* _Work required_
Copy out all lines with the word "true" in them.

* _Figure record extracts_
· · · ·
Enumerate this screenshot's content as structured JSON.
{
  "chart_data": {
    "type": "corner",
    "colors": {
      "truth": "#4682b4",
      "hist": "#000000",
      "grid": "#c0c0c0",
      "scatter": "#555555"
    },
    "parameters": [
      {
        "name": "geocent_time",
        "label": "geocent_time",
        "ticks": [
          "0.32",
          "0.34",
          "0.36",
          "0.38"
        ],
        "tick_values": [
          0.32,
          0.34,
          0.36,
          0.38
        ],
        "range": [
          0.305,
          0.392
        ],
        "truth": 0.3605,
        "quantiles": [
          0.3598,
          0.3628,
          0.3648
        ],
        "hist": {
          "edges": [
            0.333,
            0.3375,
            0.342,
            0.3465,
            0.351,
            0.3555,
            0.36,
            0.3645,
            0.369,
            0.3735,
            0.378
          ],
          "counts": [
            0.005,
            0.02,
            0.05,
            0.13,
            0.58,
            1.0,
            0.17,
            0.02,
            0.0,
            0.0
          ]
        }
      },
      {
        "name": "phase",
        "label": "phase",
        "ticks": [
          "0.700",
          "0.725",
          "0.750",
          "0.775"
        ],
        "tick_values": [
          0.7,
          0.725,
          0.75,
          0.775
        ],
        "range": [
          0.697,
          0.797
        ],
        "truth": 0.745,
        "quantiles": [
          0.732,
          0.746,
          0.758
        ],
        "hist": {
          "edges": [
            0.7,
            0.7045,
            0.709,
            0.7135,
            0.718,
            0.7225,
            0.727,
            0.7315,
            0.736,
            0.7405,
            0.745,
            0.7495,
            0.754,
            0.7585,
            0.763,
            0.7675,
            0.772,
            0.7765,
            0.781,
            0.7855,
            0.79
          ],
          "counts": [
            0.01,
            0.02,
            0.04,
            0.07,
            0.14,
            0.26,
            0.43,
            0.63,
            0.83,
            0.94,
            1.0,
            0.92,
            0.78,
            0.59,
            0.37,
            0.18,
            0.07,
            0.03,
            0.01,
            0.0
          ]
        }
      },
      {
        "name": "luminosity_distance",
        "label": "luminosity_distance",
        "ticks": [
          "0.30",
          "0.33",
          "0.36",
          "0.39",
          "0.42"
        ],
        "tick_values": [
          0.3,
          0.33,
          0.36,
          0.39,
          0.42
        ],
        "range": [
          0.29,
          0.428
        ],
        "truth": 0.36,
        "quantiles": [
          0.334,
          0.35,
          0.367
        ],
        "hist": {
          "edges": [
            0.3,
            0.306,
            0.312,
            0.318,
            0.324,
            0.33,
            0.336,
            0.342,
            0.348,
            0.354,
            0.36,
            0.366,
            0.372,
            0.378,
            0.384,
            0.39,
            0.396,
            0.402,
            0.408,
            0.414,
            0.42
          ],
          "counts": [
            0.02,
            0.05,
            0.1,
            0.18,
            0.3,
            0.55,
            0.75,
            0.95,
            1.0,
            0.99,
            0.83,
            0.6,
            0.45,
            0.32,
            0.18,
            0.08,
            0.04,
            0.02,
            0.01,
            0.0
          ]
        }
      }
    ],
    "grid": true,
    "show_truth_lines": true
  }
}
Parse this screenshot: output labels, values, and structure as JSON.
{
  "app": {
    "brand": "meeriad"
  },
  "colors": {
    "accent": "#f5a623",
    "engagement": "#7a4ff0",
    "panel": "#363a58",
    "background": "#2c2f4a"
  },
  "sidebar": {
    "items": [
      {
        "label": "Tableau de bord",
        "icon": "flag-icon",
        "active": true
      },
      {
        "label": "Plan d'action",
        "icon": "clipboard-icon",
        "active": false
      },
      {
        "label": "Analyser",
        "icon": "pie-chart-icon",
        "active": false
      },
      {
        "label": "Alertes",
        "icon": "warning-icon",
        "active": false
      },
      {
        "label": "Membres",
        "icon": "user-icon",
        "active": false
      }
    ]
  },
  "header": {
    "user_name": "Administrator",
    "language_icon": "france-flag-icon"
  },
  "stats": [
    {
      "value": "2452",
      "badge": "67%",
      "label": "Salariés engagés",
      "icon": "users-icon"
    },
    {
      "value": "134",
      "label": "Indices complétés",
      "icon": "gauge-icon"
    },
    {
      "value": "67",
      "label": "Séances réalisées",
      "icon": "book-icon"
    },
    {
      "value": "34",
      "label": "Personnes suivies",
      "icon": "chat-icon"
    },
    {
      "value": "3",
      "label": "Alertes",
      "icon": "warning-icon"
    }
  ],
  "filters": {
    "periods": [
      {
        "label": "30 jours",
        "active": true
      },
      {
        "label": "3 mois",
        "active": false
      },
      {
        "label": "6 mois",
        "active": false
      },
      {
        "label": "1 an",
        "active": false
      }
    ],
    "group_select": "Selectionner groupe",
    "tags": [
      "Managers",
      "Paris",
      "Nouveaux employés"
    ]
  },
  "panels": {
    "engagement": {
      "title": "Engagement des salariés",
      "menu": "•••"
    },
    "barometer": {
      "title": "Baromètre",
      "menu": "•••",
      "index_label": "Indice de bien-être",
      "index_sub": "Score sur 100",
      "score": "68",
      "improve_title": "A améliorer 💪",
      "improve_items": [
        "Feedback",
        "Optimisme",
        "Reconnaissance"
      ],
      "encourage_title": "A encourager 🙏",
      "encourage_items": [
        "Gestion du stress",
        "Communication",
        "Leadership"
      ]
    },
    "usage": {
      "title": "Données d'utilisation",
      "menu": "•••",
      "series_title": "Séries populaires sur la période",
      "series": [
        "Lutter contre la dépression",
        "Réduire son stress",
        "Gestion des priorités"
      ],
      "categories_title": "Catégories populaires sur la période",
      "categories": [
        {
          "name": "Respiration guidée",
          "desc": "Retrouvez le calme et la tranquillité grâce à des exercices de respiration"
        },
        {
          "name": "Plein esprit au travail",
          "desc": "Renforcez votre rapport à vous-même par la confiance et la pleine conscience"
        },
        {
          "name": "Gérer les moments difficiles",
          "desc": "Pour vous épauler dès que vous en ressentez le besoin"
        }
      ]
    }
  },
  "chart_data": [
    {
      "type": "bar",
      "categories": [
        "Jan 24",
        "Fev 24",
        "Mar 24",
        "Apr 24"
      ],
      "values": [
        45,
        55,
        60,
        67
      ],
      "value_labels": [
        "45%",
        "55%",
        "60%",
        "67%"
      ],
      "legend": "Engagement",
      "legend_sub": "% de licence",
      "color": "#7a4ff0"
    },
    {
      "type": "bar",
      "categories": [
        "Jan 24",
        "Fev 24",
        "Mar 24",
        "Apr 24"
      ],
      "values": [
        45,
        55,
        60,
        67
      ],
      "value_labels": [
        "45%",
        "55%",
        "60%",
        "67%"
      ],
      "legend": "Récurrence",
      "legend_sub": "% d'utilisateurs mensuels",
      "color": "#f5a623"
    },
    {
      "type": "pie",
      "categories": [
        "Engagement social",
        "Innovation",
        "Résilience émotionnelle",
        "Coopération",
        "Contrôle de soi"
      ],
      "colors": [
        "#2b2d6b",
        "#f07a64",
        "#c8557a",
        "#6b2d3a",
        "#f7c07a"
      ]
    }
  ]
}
· · · ·
* _Response to the task_
    "grid": true,
    "show_truth_lines": true
        "active": true
        "active": true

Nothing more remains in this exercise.